How many lines in the records below contain the word "hoppas"? Give only the number.

** START OF RECORDS SUPPLIED **

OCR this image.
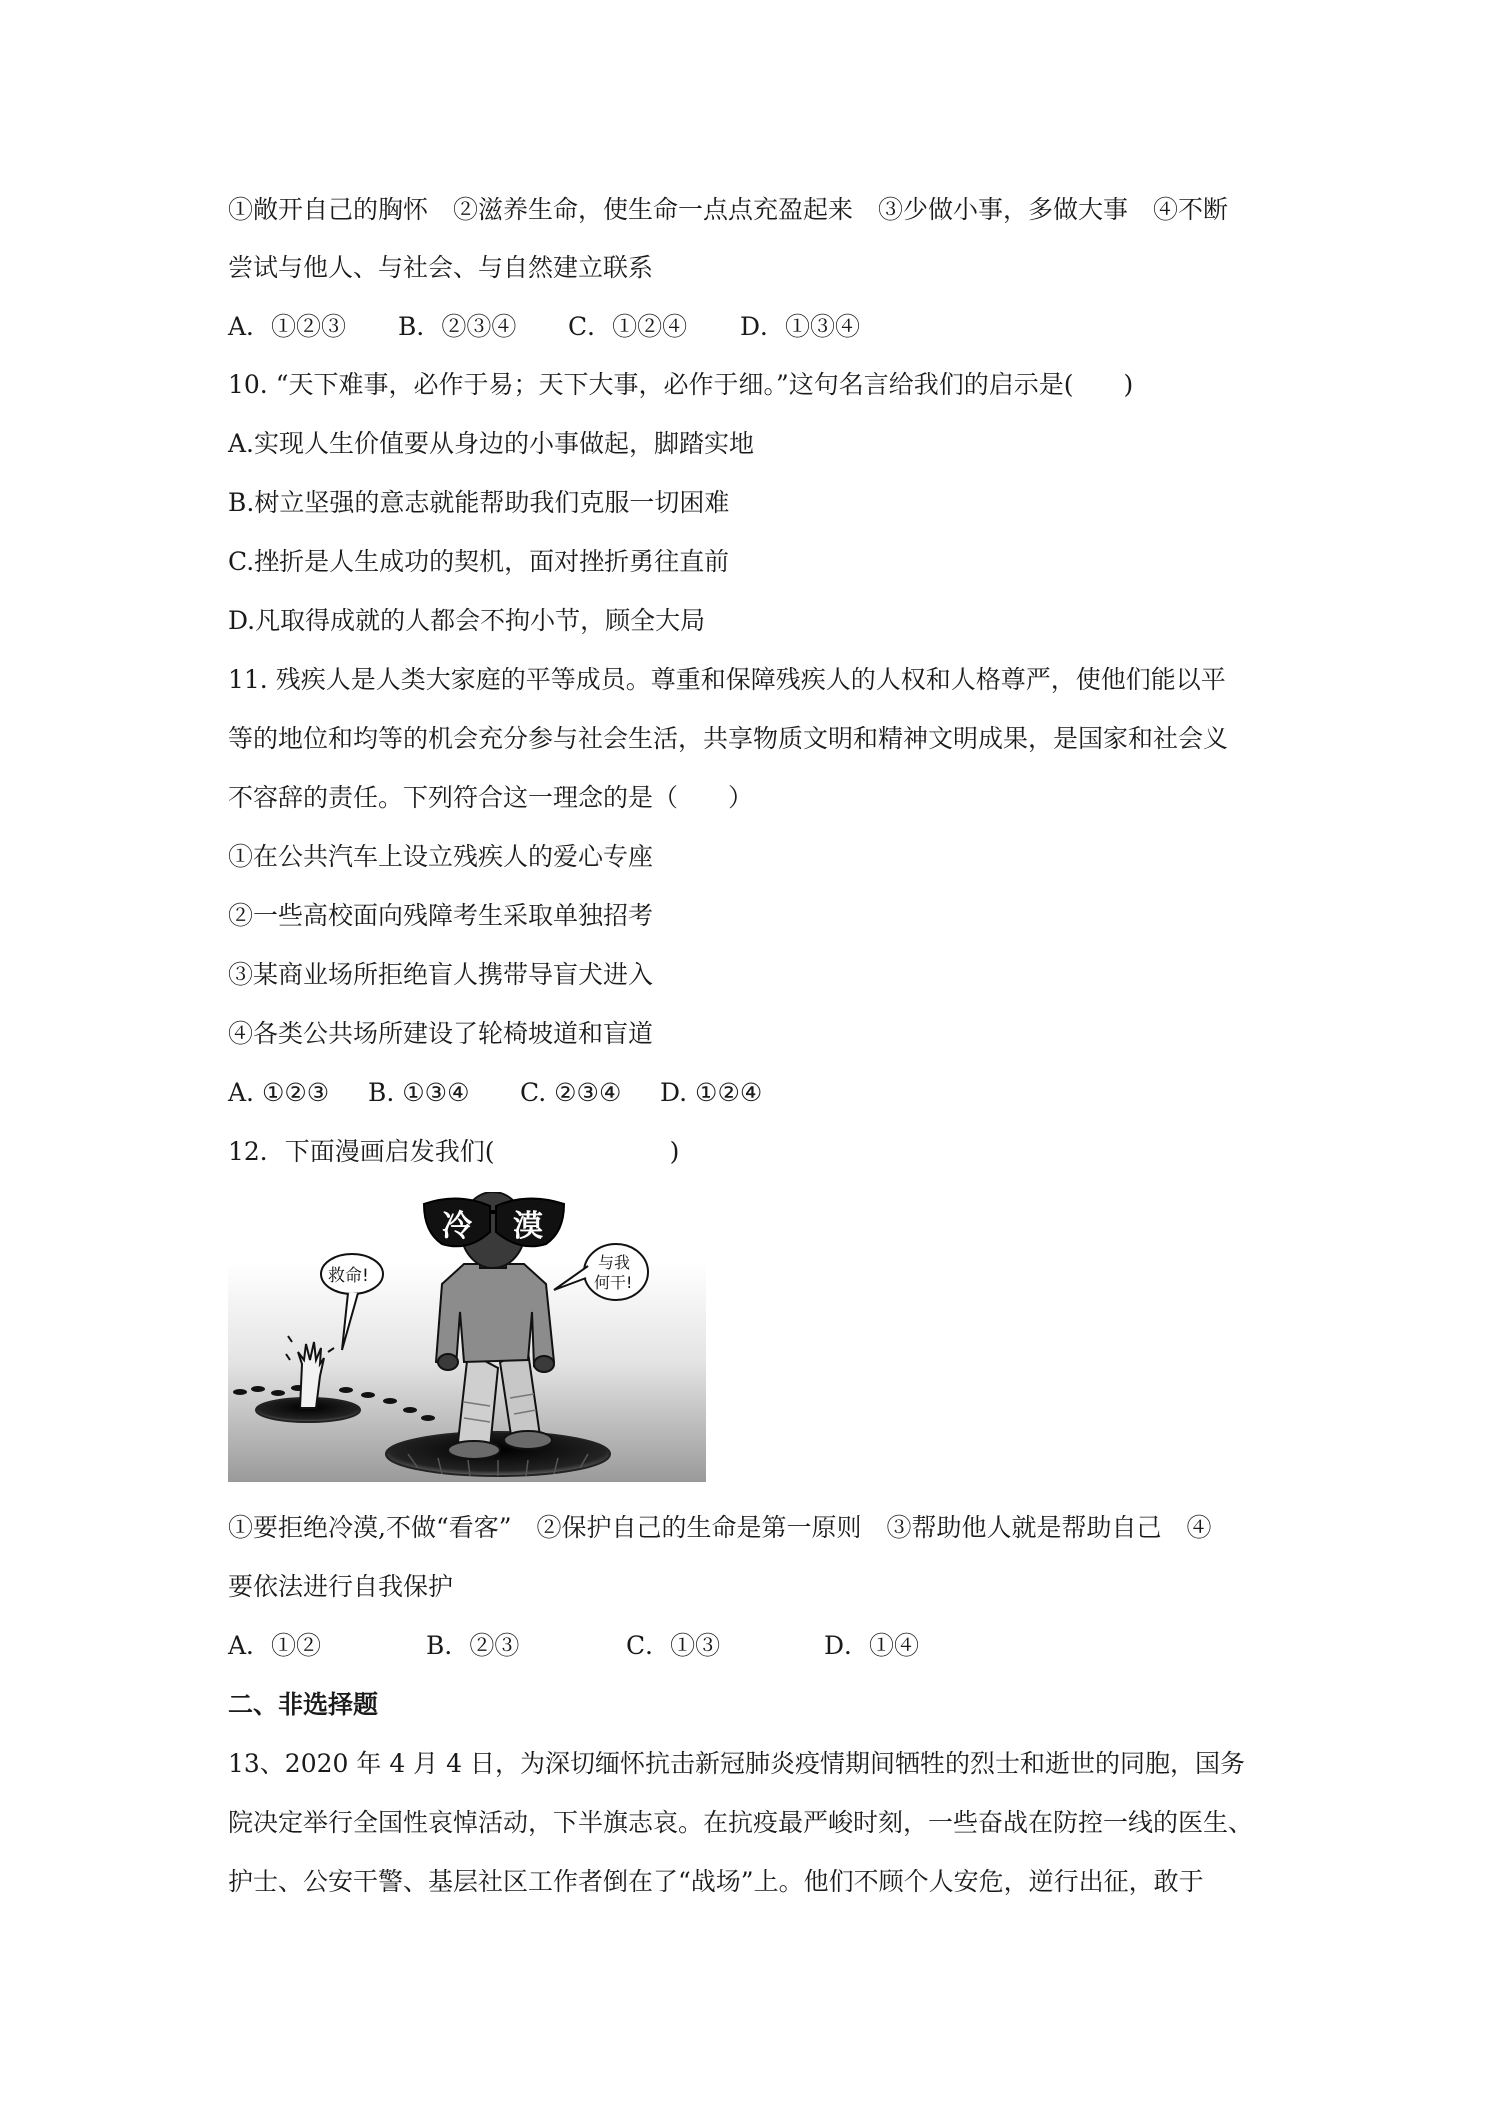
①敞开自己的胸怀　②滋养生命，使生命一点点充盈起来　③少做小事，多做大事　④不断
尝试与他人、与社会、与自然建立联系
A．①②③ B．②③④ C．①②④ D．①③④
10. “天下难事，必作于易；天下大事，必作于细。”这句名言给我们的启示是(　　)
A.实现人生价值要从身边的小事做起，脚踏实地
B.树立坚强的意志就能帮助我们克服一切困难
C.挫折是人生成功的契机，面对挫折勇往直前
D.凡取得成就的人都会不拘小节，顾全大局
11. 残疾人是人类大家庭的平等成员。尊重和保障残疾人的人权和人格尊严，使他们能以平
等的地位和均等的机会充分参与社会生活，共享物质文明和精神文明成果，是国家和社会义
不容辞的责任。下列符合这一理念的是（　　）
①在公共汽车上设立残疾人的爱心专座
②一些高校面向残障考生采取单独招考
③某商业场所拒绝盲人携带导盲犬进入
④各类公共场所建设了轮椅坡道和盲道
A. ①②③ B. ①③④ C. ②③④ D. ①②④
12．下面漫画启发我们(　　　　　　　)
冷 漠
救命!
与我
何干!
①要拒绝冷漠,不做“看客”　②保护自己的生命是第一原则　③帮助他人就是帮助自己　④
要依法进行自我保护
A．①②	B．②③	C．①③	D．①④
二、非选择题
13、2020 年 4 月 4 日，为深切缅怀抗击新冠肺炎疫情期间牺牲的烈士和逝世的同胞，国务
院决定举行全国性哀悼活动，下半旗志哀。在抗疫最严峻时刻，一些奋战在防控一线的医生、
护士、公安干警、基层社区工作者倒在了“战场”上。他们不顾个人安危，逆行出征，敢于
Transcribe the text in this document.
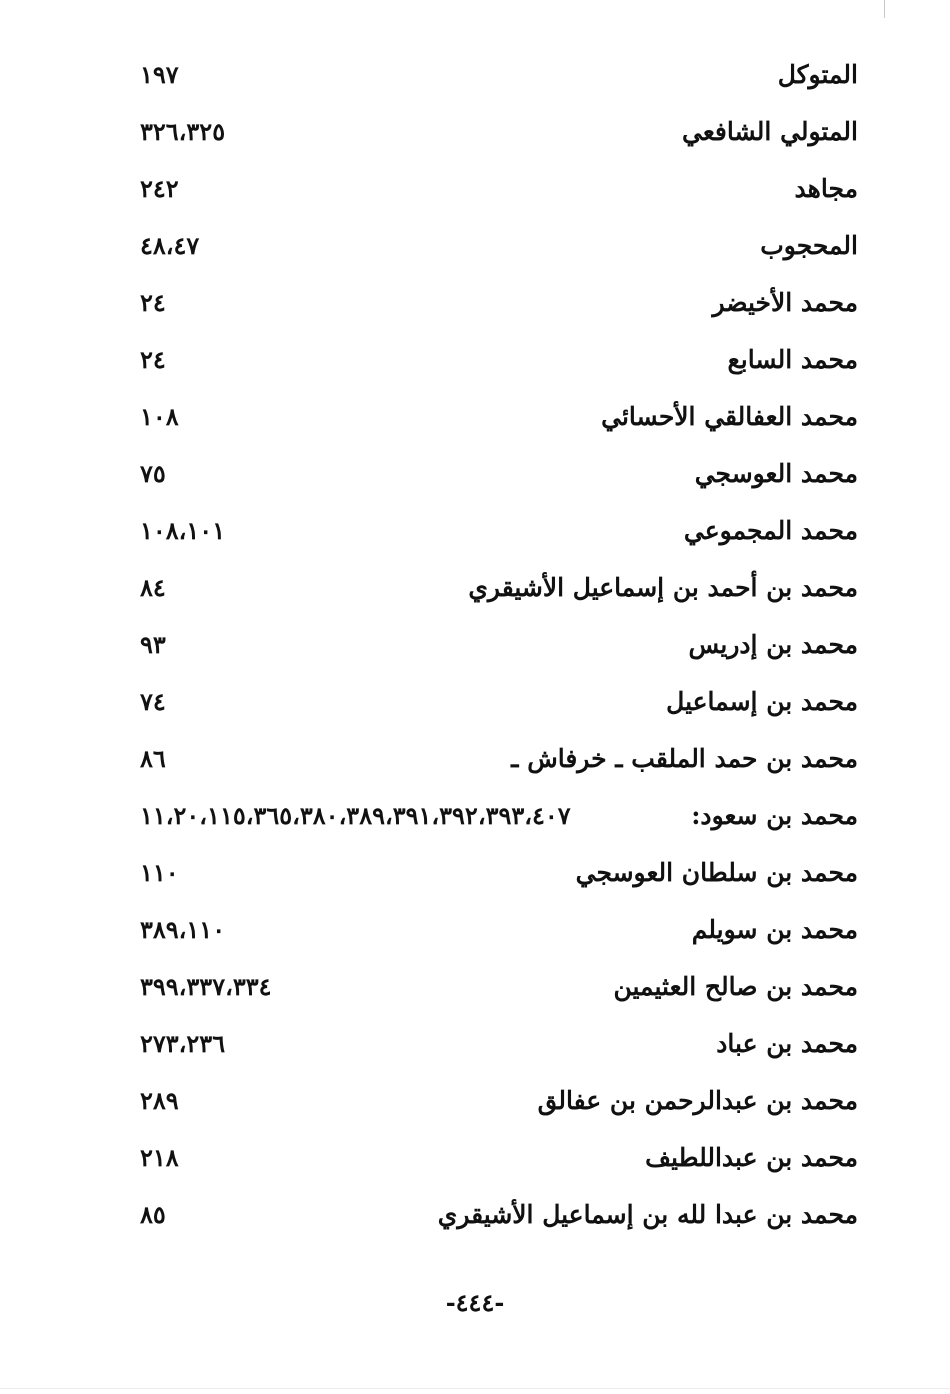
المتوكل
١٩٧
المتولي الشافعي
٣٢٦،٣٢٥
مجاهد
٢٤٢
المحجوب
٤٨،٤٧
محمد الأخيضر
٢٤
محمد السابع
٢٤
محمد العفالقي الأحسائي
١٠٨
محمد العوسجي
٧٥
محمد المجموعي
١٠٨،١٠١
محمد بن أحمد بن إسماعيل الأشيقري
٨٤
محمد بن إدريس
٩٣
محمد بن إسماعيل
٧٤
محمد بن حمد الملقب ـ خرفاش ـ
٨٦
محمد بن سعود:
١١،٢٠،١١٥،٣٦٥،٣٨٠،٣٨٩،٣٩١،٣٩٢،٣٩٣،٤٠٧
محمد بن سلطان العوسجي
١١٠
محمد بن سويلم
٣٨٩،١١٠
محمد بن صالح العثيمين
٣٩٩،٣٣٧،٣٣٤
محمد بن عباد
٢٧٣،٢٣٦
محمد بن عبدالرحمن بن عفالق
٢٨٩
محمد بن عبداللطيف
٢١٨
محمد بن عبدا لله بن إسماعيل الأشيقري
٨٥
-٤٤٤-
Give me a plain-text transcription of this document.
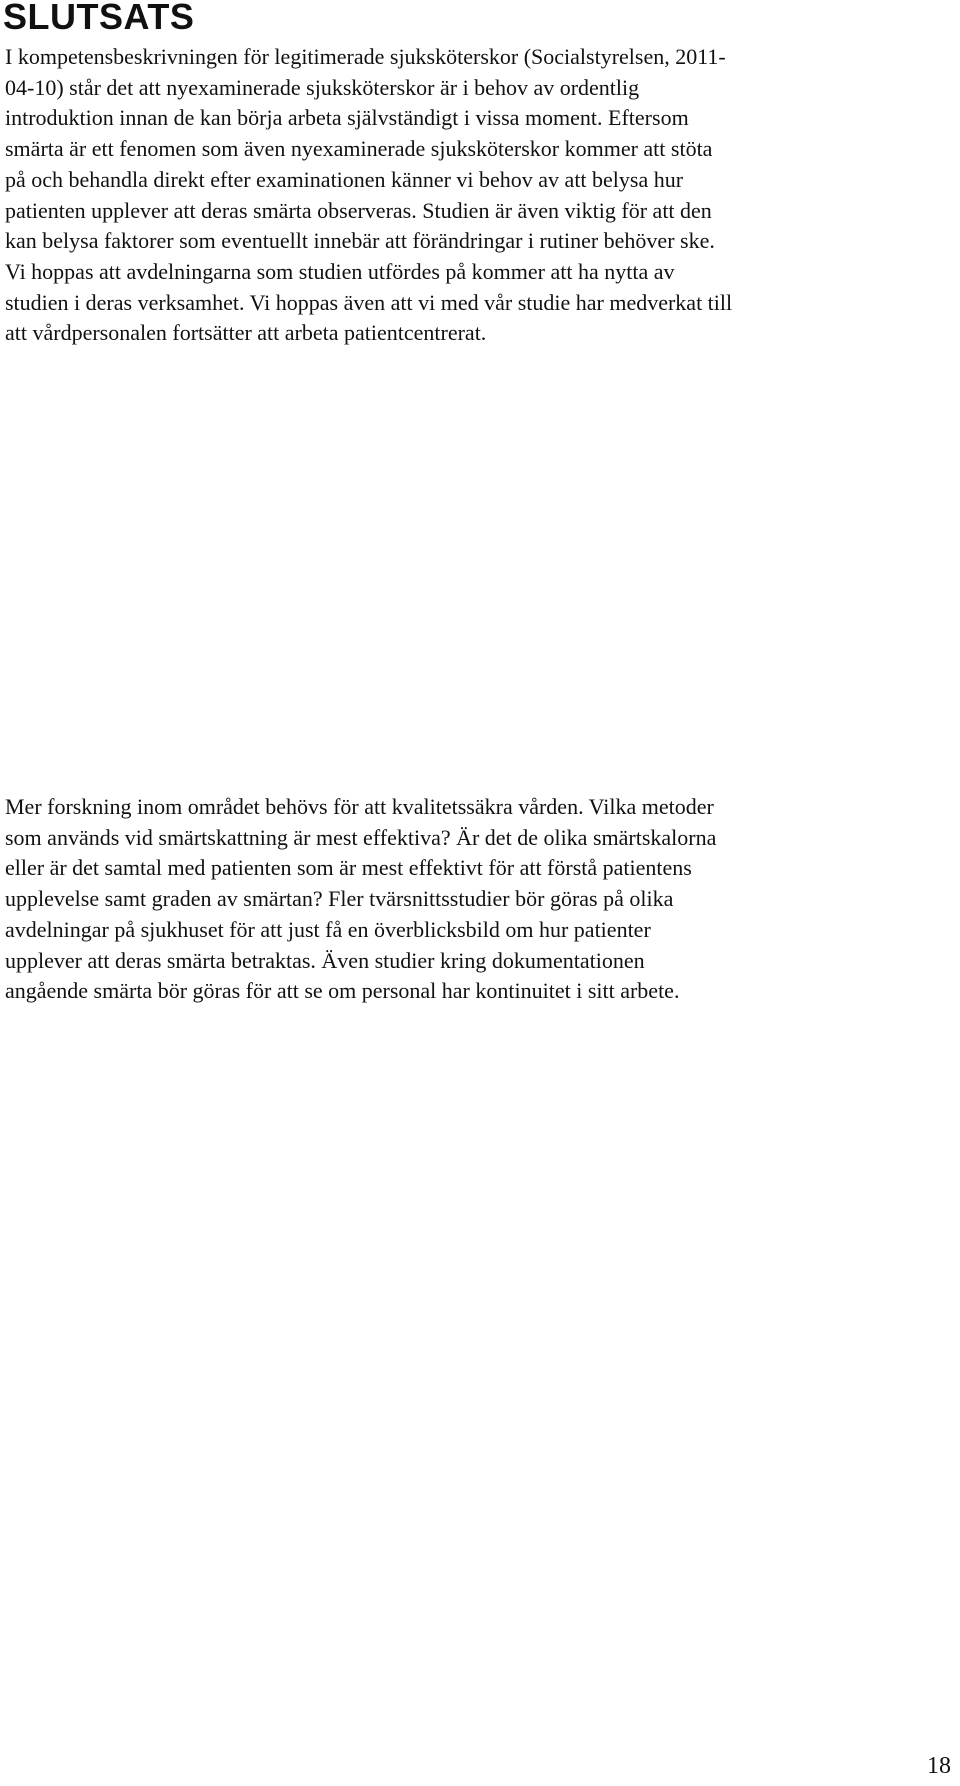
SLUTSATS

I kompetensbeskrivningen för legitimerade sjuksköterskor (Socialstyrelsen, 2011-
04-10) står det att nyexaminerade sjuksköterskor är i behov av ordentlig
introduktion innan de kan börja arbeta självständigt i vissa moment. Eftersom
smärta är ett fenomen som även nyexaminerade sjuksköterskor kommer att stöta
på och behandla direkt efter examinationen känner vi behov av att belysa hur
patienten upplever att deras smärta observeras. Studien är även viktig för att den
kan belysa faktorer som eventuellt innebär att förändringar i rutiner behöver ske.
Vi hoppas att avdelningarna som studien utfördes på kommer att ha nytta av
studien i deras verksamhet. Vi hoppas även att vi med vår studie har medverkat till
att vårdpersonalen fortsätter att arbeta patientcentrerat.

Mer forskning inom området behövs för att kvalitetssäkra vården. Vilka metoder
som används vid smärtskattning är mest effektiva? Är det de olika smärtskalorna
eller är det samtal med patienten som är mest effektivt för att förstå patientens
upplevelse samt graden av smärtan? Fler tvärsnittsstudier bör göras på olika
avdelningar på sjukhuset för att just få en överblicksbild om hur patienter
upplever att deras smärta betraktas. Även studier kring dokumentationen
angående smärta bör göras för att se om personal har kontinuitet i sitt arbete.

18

** END OF RECORDS SUPPLIED **

- **RESULT BELOW**
2